RAW DATA
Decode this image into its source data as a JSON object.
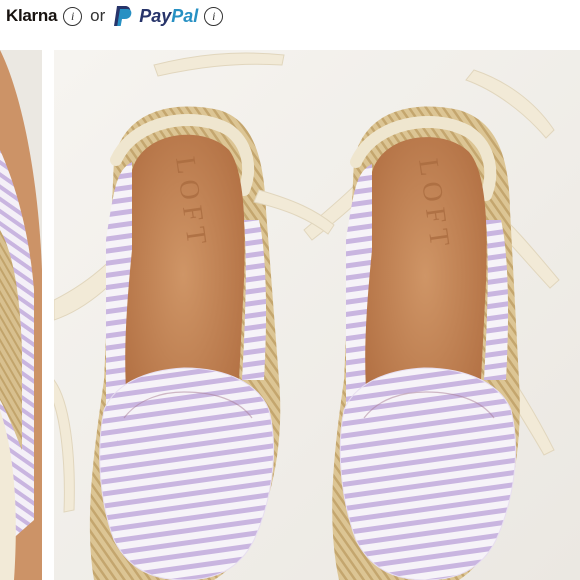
{
  "payment_options": {
    "klarna_label": "Klarna",
    "or_text": "or",
    "paypal_label_a": "Pay",
    "paypal_label_b": "Pal",
    "info_glyph": "i"
  },
  "photo": {
    "brand_imprint": "LOFT",
    "colors": {
      "background": "#f3f1ec",
      "stripe_lavender": "#c9b5e0",
      "insole": "#c98a5a",
      "jute": "#d8c08f",
      "ribbon": "#f2ead7"
    }
  }
}
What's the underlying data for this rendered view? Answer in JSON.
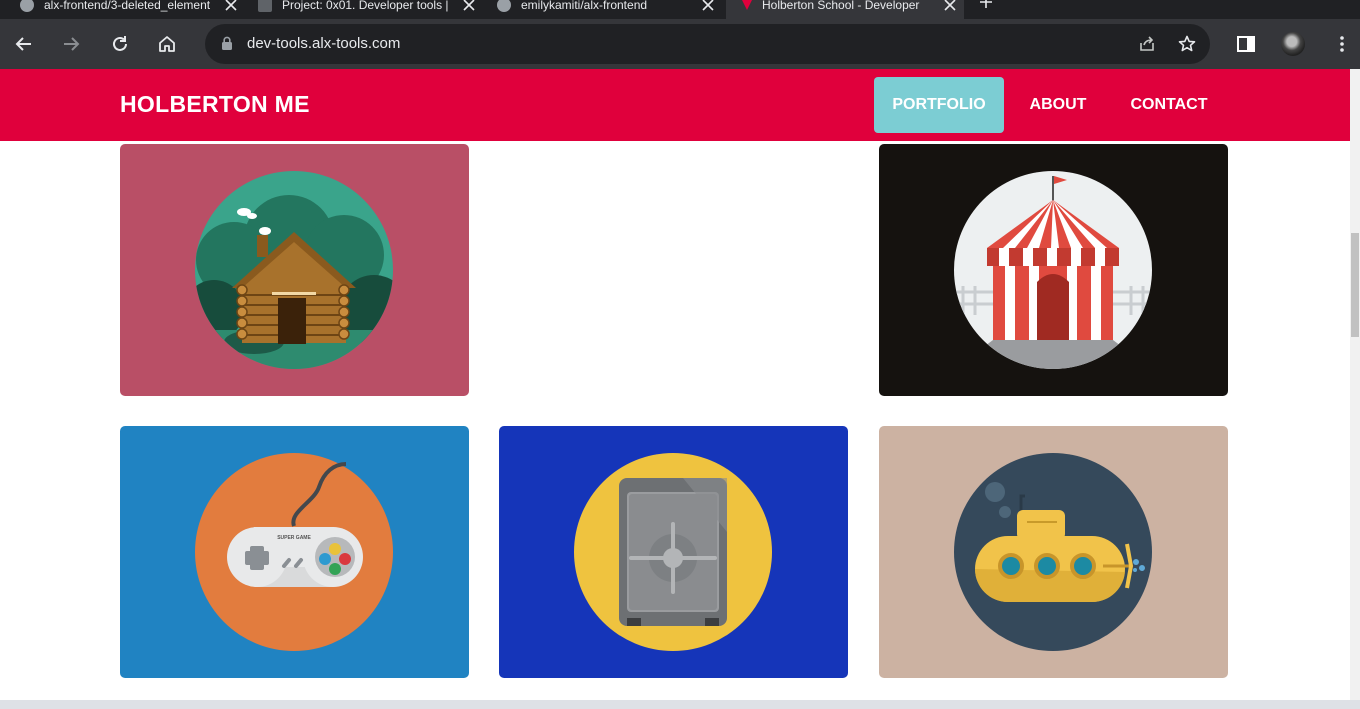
{
  "browser": {
    "tabs": [
      {
        "title": "alx-frontend/3-deleted_element"
      },
      {
        "title": "Project: 0x01. Developer tools |"
      },
      {
        "title": "emilykamiti/alx-frontend"
      },
      {
        "title": "Holberton School - Developer"
      }
    ],
    "url": "dev-tools.alx-tools.com",
    "icons": {
      "back": "back-arrow-icon",
      "forward": "forward-arrow-icon",
      "reload": "reload-icon",
      "home": "home-icon",
      "lock": "lock-icon",
      "share": "share-icon",
      "bookmark": "star-icon",
      "sidepanel": "side-panel-icon",
      "menu": "kebab-menu-icon"
    }
  },
  "site": {
    "brand": "HOLBERTON ME",
    "nav": [
      {
        "label": "PORTFOLIO",
        "active": true
      },
      {
        "label": "ABOUT",
        "active": false
      },
      {
        "label": "CONTACT",
        "active": false
      }
    ],
    "colors": {
      "nav_bg": "#e0003c",
      "nav_active": "#7ccdd3"
    }
  },
  "portfolio": [
    {
      "name": "log-cabin",
      "bg": "#b94f66"
    },
    {
      "name": "empty-slot",
      "bg": "#ffffff"
    },
    {
      "name": "circus-tent",
      "bg": "#15120f"
    },
    {
      "name": "game-controller",
      "bg": "#2083c2",
      "caption": "SUPER GAME"
    },
    {
      "name": "safe",
      "bg": "#1535b9"
    },
    {
      "name": "submarine",
      "bg": "#ccb2a2"
    }
  ]
}
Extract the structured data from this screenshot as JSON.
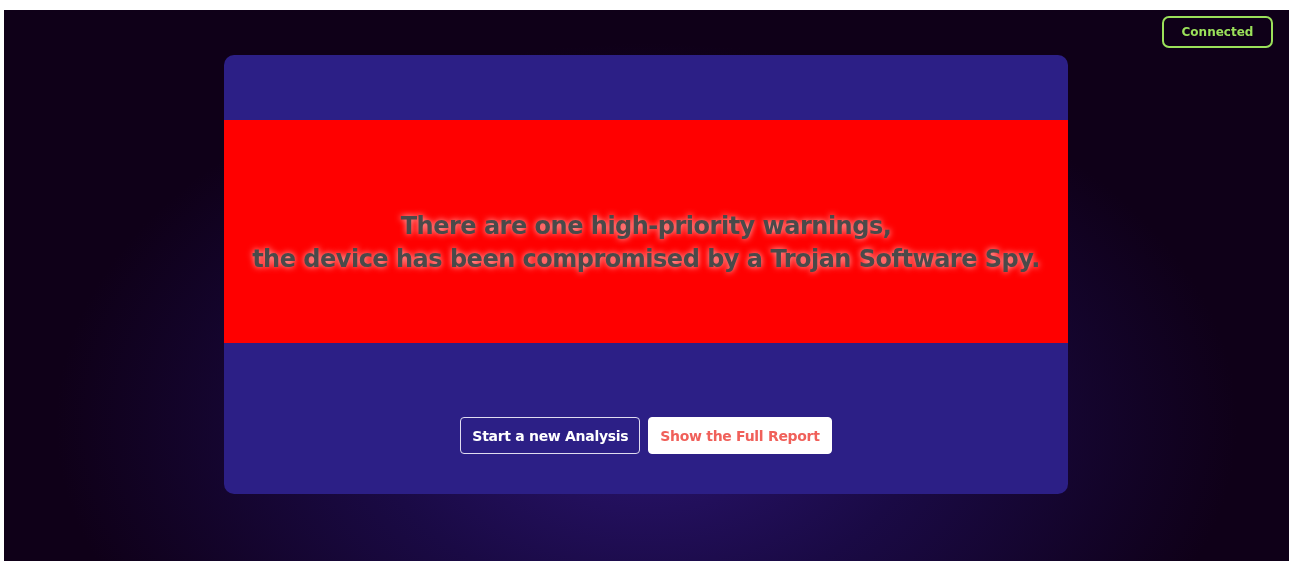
{
  "status": {
    "label": "Connected"
  },
  "alert": {
    "lines": [
      "There are one high-priority warnings,",
      "the device has been compromised by a Trojan Software Spy."
    ]
  },
  "buttons": [
    {
      "label": "Start a new Analysis",
      "kind": "outline"
    },
    {
      "label": "Show the Full Report",
      "kind": "solid"
    }
  ]
}
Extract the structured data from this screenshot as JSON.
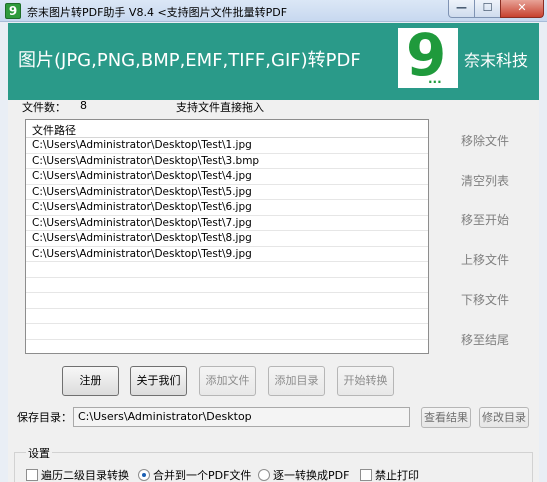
{
  "window": {
    "app_icon": "9",
    "title": "奈末图片转PDF助手 V8.4   <支持图片文件批量转PDF",
    "controls": {
      "minimize": "—",
      "maximize": "☐",
      "close": "✕"
    }
  },
  "banner": {
    "title": "图片(JPG,PNG,BMP,EMF,TIFF,GIF)转PDF",
    "logo_glyph": "9",
    "logo_dots": "...",
    "brand": "奈末科技",
    "color": "#2a9a89"
  },
  "file_info": {
    "count_label": "文件数：",
    "count_value": "8",
    "drag_hint": "支持文件直接拖入"
  },
  "file_list": {
    "column_header": "文件路径",
    "rows": [
      "C:\\Users\\Administrator\\Desktop\\Test\\1.jpg",
      "C:\\Users\\Administrator\\Desktop\\Test\\3.bmp",
      "C:\\Users\\Administrator\\Desktop\\Test\\4.jpg",
      "C:\\Users\\Administrator\\Desktop\\Test\\5.jpg",
      "C:\\Users\\Administrator\\Desktop\\Test\\6.jpg",
      "C:\\Users\\Administrator\\Desktop\\Test\\7.jpg",
      "C:\\Users\\Administrator\\Desktop\\Test\\8.jpg",
      "C:\\Users\\Administrator\\Desktop\\Test\\9.jpg"
    ]
  },
  "side_actions": {
    "remove": "移除文件",
    "clear": "清空列表",
    "move_top": "移至开始",
    "move_up": "上移文件",
    "move_down": "下移文件",
    "move_bottom": "移至结尾"
  },
  "buttons": {
    "register": "注册",
    "about": "关于我们",
    "add_files": "添加文件",
    "add_folder": "添加目录",
    "start": "开始转换"
  },
  "save": {
    "label": "保存目录：",
    "path": "C:\\Users\\Administrator\\Desktop",
    "view_result": "查看结果",
    "change_dir": "修改目录"
  },
  "settings": {
    "title": "设置",
    "traverse_subdirs": "遍历二级目录转换",
    "merge_one_pdf": "合并到一个PDF文件",
    "convert_each": "逐一转换成PDF",
    "disable_print": "禁止打印"
  }
}
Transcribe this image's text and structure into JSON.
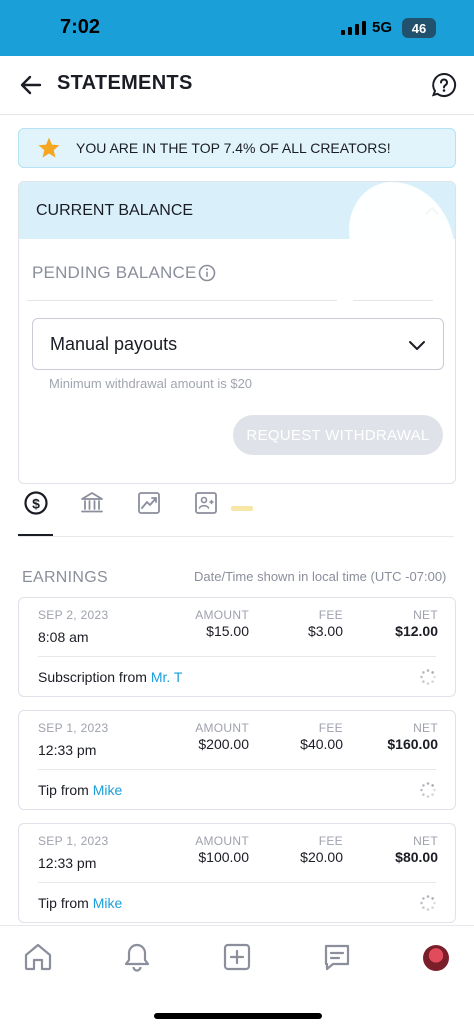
{
  "status_bar": {
    "time": "7:02",
    "network": "5G",
    "battery": "46"
  },
  "header": {
    "title": "STATEMENTS"
  },
  "banner": {
    "text": "YOU ARE IN THE TOP 7.4% OF ALL CREATORS!"
  },
  "balance": {
    "current_label": "CURRENT BALANCE",
    "pending_label": "PENDING BALANCE",
    "payout_select_value": "Manual payouts",
    "min_withdrawal_hint": "Minimum withdrawal amount is $20",
    "withdraw_button": "REQUEST WITHDRAWAL"
  },
  "earnings": {
    "heading": "EARNINGS",
    "timezone_note": "Date/Time shown in local time (UTC -07:00)",
    "column_labels": {
      "amount": "AMOUNT",
      "fee": "FEE",
      "net": "NET"
    },
    "items": [
      {
        "date": "SEP 2, 2023",
        "time": "8:08 am",
        "amount": "$15.00",
        "fee": "$3.00",
        "net": "$12.00",
        "desc_prefix": "Subscription from ",
        "user": "Mr. T"
      },
      {
        "date": "SEP 1, 2023",
        "time": "12:33 pm",
        "amount": "$200.00",
        "fee": "$40.00",
        "net": "$160.00",
        "desc_prefix": "Tip from ",
        "user": "Mike"
      },
      {
        "date": "SEP 1, 2023",
        "time": "12:33 pm",
        "amount": "$100.00",
        "fee": "$20.00",
        "net": "$80.00",
        "desc_prefix": "Tip from ",
        "user": "Mike"
      }
    ]
  },
  "tabs": [
    "earnings-tab-icon",
    "bank-tab-icon",
    "chart-tab-icon",
    "statement-tab-icon"
  ],
  "bottom_nav": [
    "home-icon",
    "bell-icon",
    "add-icon",
    "chat-icon",
    "avatar"
  ],
  "colors": {
    "accent": "#1a9fd9",
    "status_bar": "#1a9fd9",
    "banner_bg": "#e2f4fb",
    "star": "#f5a623"
  }
}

AIM OF THE EXERCISE
Transcribe every entry word for word, but skip the pictures.

RESPONSE FOR THIS EXERCISE
Decode this image into its source data as a JSON object.
{
  "payment_options": {
    "klarna_label": "Klarna",
    "or_text": "or",
    "paypal_label_a": "Pay",
    "paypal_label_b": "Pal",
    "info_glyph": "i"
  },
  "photo": {
    "brand_imprint": "LOFT",
    "colors": {
      "background": "#f3f1ec",
      "stripe_lavender": "#c9b5e0",
      "insole": "#c98a5a",
      "jute": "#d8c08f",
      "ribbon": "#f2ead7"
    }
  }
}
What's the underlying data for this rendered view? Answer in JSON.
{
  "browser": {
    "tabs": [
      {
        "title": "alx-frontend/3-deleted_element"
      },
      {
        "title": "Project: 0x01. Developer tools |"
      },
      {
        "title": "emilykamiti/alx-frontend"
      },
      {
        "title": "Holberton School - Developer"
      }
    ],
    "url": "dev-tools.alx-tools.com",
    "icons": {
      "back": "back-arrow-icon",
      "forward": "forward-arrow-icon",
      "reload": "reload-icon",
      "home": "home-icon",
      "lock": "lock-icon",
      "share": "share-icon",
      "bookmark": "star-icon",
      "sidepanel": "side-panel-icon",
      "menu": "kebab-menu-icon"
    }
  },
  "site": {
    "brand": "HOLBERTON ME",
    "nav": [
      {
        "label": "PORTFOLIO",
        "active": true
      },
      {
        "label": "ABOUT",
        "active": false
      },
      {
        "label": "CONTACT",
        "active": false
      }
    ],
    "colors": {
      "nav_bg": "#e0003c",
      "nav_active": "#7ccdd3"
    }
  },
  "portfolio": [
    {
      "name": "log-cabin",
      "bg": "#b94f66"
    },
    {
      "name": "empty-slot",
      "bg": "#ffffff"
    },
    {
      "name": "circus-tent",
      "bg": "#15120f"
    },
    {
      "name": "game-controller",
      "bg": "#2083c2",
      "caption": "SUPER GAME"
    },
    {
      "name": "safe",
      "bg": "#1535b9"
    },
    {
      "name": "submarine",
      "bg": "#ccb2a2"
    }
  ]
}
Extract the structured data from this screenshot as JSON.
{
  "status": {
    "label": "Connected"
  },
  "alert": {
    "lines": [
      "There are one high-priority warnings,",
      "the device has been compromised by a Trojan Software Spy."
    ]
  },
  "buttons": [
    {
      "label": "Start a new Analysis",
      "kind": "outline"
    },
    {
      "label": "Show the Full Report",
      "kind": "solid"
    }
  ]
}
Extract the structured data from this screenshot as JSON.
{
  "window": {
    "app_icon": "9",
    "title": "奈末图片转PDF助手 V8.4   <支持图片文件批量转PDF",
    "controls": {
      "minimize": "—",
      "maximize": "☐",
      "close": "✕"
    }
  },
  "banner": {
    "title": "图片(JPG,PNG,BMP,EMF,TIFF,GIF)转PDF",
    "logo_glyph": "9",
    "logo_dots": "...",
    "brand": "奈末科技",
    "color": "#2a9a89"
  },
  "file_info": {
    "count_label": "文件数：",
    "count_value": "8",
    "drag_hint": "支持文件直接拖入"
  },
  "file_list": {
    "column_header": "文件路径",
    "rows": [
      "C:\\Users\\Administrator\\Desktop\\Test\\1.jpg",
      "C:\\Users\\Administrator\\Desktop\\Test\\3.bmp",
      "C:\\Users\\Administrator\\Desktop\\Test\\4.jpg",
      "C:\\Users\\Administrator\\Desktop\\Test\\5.jpg",
      "C:\\Users\\Administrator\\Desktop\\Test\\6.jpg",
      "C:\\Users\\Administrator\\Desktop\\Test\\7.jpg",
      "C:\\Users\\Administrator\\Desktop\\Test\\8.jpg",
      "C:\\Users\\Administrator\\Desktop\\Test\\9.jpg"
    ]
  },
  "side_actions": {
    "remove": "移除文件",
    "clear": "清空列表",
    "move_top": "移至开始",
    "move_up": "上移文件",
    "move_down": "下移文件",
    "move_bottom": "移至结尾"
  },
  "buttons": {
    "register": "注册",
    "about": "关于我们",
    "add_files": "添加文件",
    "add_folder": "添加目录",
    "start": "开始转换"
  },
  "save": {
    "label": "保存目录：",
    "path": "C:\\Users\\Administrator\\Desktop",
    "view_result": "查看结果",
    "change_dir": "修改目录"
  },
  "settings": {
    "title": "设置",
    "traverse_subdirs": "遍历二级目录转换",
    "merge_one_pdf": "合并到一个PDF文件",
    "convert_each": "逐一转换成PDF",
    "disable_print": "禁止打印"
  }
}
Transcribe this image's text and structure into JSON.
{
  "status_bar": {
    "time": "7:02",
    "network": "5G",
    "battery": "46"
  },
  "header": {
    "title": "STATEMENTS"
  },
  "banner": {
    "text": "YOU ARE IN THE TOP 7.4% OF ALL CREATORS!"
  },
  "balance": {
    "current_label": "CURRENT BALANCE",
    "pending_label": "PENDING BALANCE",
    "payout_select_value": "Manual payouts",
    "min_withdrawal_hint": "Minimum withdrawal amount is $20",
    "withdraw_button": "REQUEST WITHDRAWAL"
  },
  "earnings": {
    "heading": "EARNINGS",
    "timezone_note": "Date/Time shown in local time (UTC -07:00)",
    "column_labels": {
      "amount": "AMOUNT",
      "fee": "FEE",
      "net": "NET"
    },
    "items": [
      {
        "date": "SEP 2, 2023",
        "time": "8:08 am",
        "amount": "$15.00",
        "fee": "$3.00",
        "net": "$12.00",
        "desc_prefix": "Subscription from ",
        "user": "Mr. T"
      },
      {
        "date": "SEP 1, 2023",
        "time": "12:33 pm",
        "amount": "$200.00",
        "fee": "$40.00",
        "net": "$160.00",
        "desc_prefix": "Tip from ",
        "user": "Mike"
      },
      {
        "date": "SEP 1, 2023",
        "time": "12:33 pm",
        "amount": "$100.00",
        "fee": "$20.00",
        "net": "$80.00",
        "desc_prefix": "Tip from ",
        "user": "Mike"
      }
    ]
  },
  "tabs": [
    "earnings-tab-icon",
    "bank-tab-icon",
    "chart-tab-icon",
    "statement-tab-icon"
  ],
  "bottom_nav": [
    "home-icon",
    "bell-icon",
    "add-icon",
    "chat-icon",
    "avatar"
  ],
  "colors": {
    "accent": "#1a9fd9",
    "status_bar": "#1a9fd9",
    "banner_bg": "#e2f4fb",
    "star": "#f5a623"
  }
}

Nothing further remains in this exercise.